--- Start DATASET CONTENT ---

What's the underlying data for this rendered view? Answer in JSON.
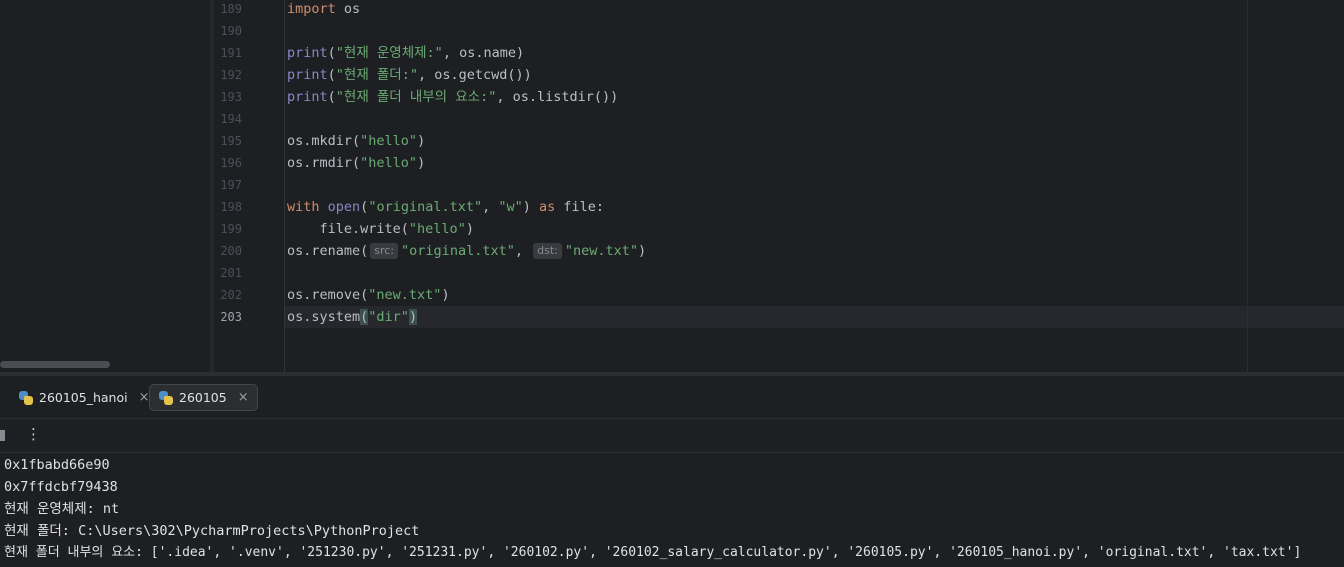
{
  "editor": {
    "line_numbers": [
      "189",
      "190",
      "191",
      "192",
      "193",
      "194",
      "195",
      "196",
      "197",
      "198",
      "199",
      "200",
      "201",
      "202",
      "203"
    ],
    "current_line": "203",
    "code": {
      "l189_kw": "import",
      "l189_rest": " os",
      "l191_fn": "print",
      "l191_a": "(",
      "l191_str": "\"현재 운영체제:\"",
      "l191_b": ", os.name)",
      "l192_fn": "print",
      "l192_a": "(",
      "l192_str": "\"현재 폴더:\"",
      "l192_b": ", os.getcwd())",
      "l193_fn": "print",
      "l193_a": "(",
      "l193_str": "\"현재 폴더 내부의 요소:\"",
      "l193_b": ", os.listdir())",
      "l195_a": "os.mkdir(",
      "l195_str": "\"hello\"",
      "l195_b": ")",
      "l196_a": "os.rmdir(",
      "l196_str": "\"hello\"",
      "l196_b": ")",
      "l198_kw": "with",
      "l198_sp": " ",
      "l198_fn": "open",
      "l198_a": "(",
      "l198_str1": "\"original.txt\"",
      "l198_c": ", ",
      "l198_str2": "\"w\"",
      "l198_d": ") ",
      "l198_kw2": "as",
      "l198_e": " file:",
      "l199_a": "    file.write(",
      "l199_str": "\"hello\"",
      "l199_b": ")",
      "l200_a": "os.rename(",
      "l200_hint1": "src:",
      "l200_str1": "\"original.txt\"",
      "l200_c": ", ",
      "l200_hint2": "dst:",
      "l200_str2": "\"new.txt\"",
      "l200_d": ")",
      "l202_a": "os.remove(",
      "l202_str": "\"new.txt\"",
      "l202_b": ")",
      "l203_a": "os.system",
      "l203_p1": "(",
      "l203_str": "\"dir\"",
      "l203_p2": ")"
    }
  },
  "run_tabs": [
    {
      "label": "260105_hanoi",
      "active": false,
      "close": "×"
    },
    {
      "label": "260105",
      "active": true,
      "close": "×"
    }
  ],
  "toolbar": {
    "more_glyph": "⋮"
  },
  "console": {
    "lines": [
      "0x1fbabd66e90",
      "0x7ffdcbf79438",
      "현재 운영체제: nt",
      "현재 폴더: C:\\Users\\302\\PycharmProjects\\PythonProject",
      "현재 폴더 내부의 요소: ['.idea', '.venv', '251230.py', '251231.py', '260102.py', '260102_salary_calculator.py', '260105.py', '260105_hanoi.py', 'original.txt', 'tax.txt']"
    ]
  },
  "colors": {
    "background": "#1e1f22",
    "keyword": "#cf8e6d",
    "builtin": "#8888c6",
    "string": "#6aab73",
    "text": "#bcbec4"
  }
}
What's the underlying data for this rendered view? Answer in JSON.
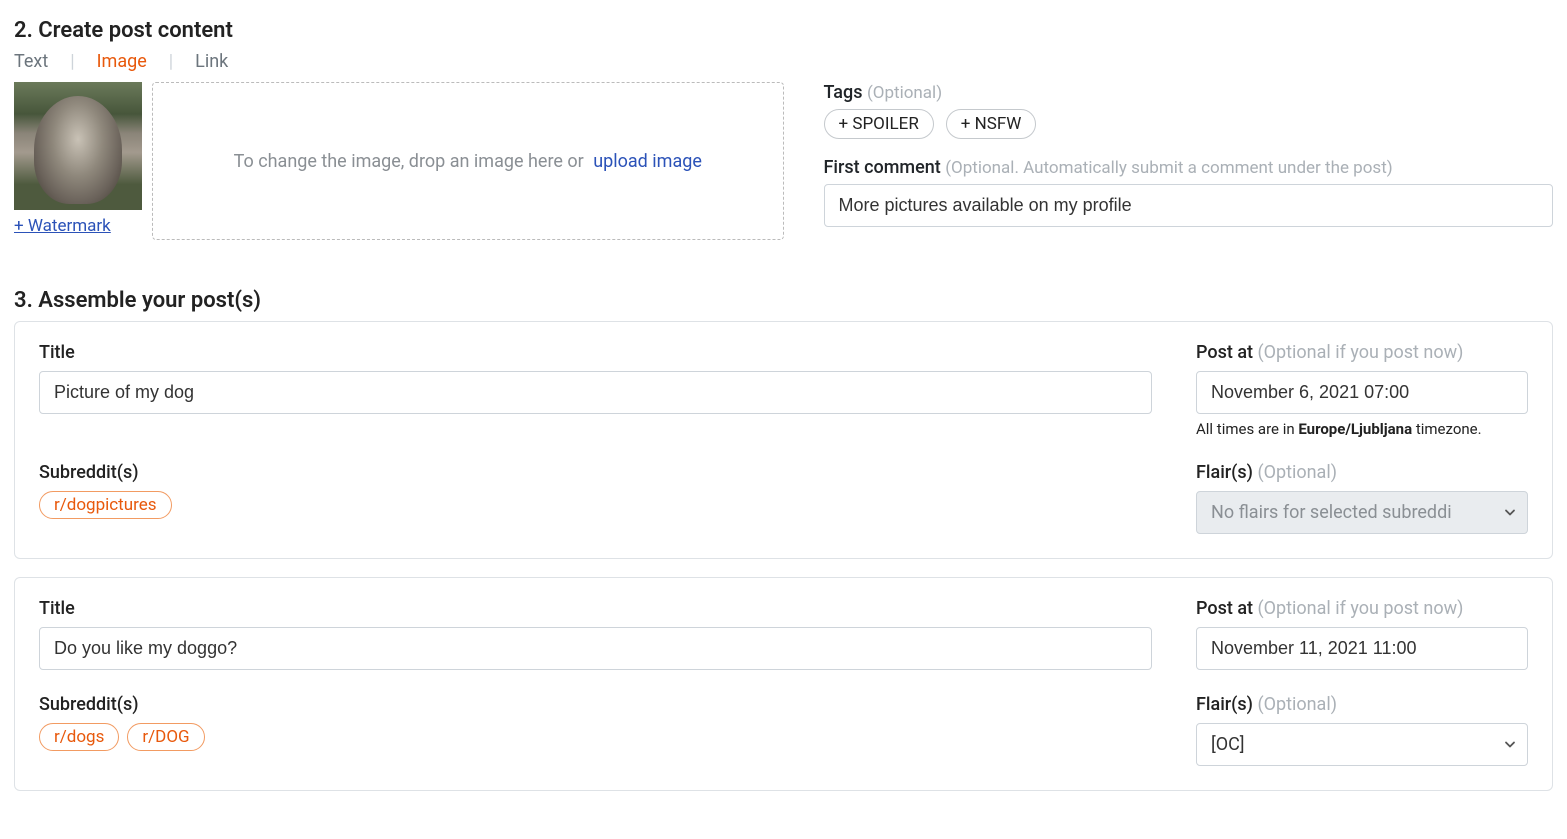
{
  "section2": {
    "title": "2. Create post content",
    "tabs": {
      "text": "Text",
      "image": "Image",
      "link": "Link",
      "active": "image"
    },
    "watermark_link": "+ Watermark",
    "dropzone_prefix": "To change the image, drop an image here or",
    "dropzone_upload": "upload image",
    "tags": {
      "label": "Tags",
      "optional": "(Optional)",
      "spoiler": "+ SPOILER",
      "nsfw": "+ NSFW"
    },
    "first_comment": {
      "label": "First comment",
      "optional": "(Optional. Automatically submit a comment under the post)",
      "value": "More pictures available on my profile"
    }
  },
  "section3": {
    "title": "3. Assemble your post(s)",
    "labels": {
      "title": "Title",
      "postat": "Post at",
      "postat_optional": "(Optional if you post now)",
      "subreddits": "Subreddit(s)",
      "flairs": "Flair(s)",
      "flairs_optional": "(Optional)",
      "tz_prefix": "All times are in ",
      "tz_value": "Europe/Ljubljana",
      "tz_suffix": " timezone."
    },
    "posts": [
      {
        "title": "Picture of my dog",
        "post_at": "November 6, 2021 07:00",
        "subreddits": [
          "r/dogpictures"
        ],
        "flair_select_disabled": true,
        "flair_placeholder": "No flairs for selected subreddi",
        "show_tz_note": true
      },
      {
        "title": "Do you like my doggo?",
        "post_at": "November 11, 2021 11:00",
        "subreddits": [
          "r/dogs",
          "r/DOG"
        ],
        "flair_select_disabled": false,
        "flair_value": "[OC]",
        "show_tz_note": false
      }
    ]
  }
}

--- End DATASET CONTENT ---

• **EXERCISE TASK**
Gather every line from the listing above in which "print" appears, and copy those lines.

• **ANSWER TO THIS TASK**
      "l191_fn": "print",
      "l192_fn": "print",
      "l193_fn": "print",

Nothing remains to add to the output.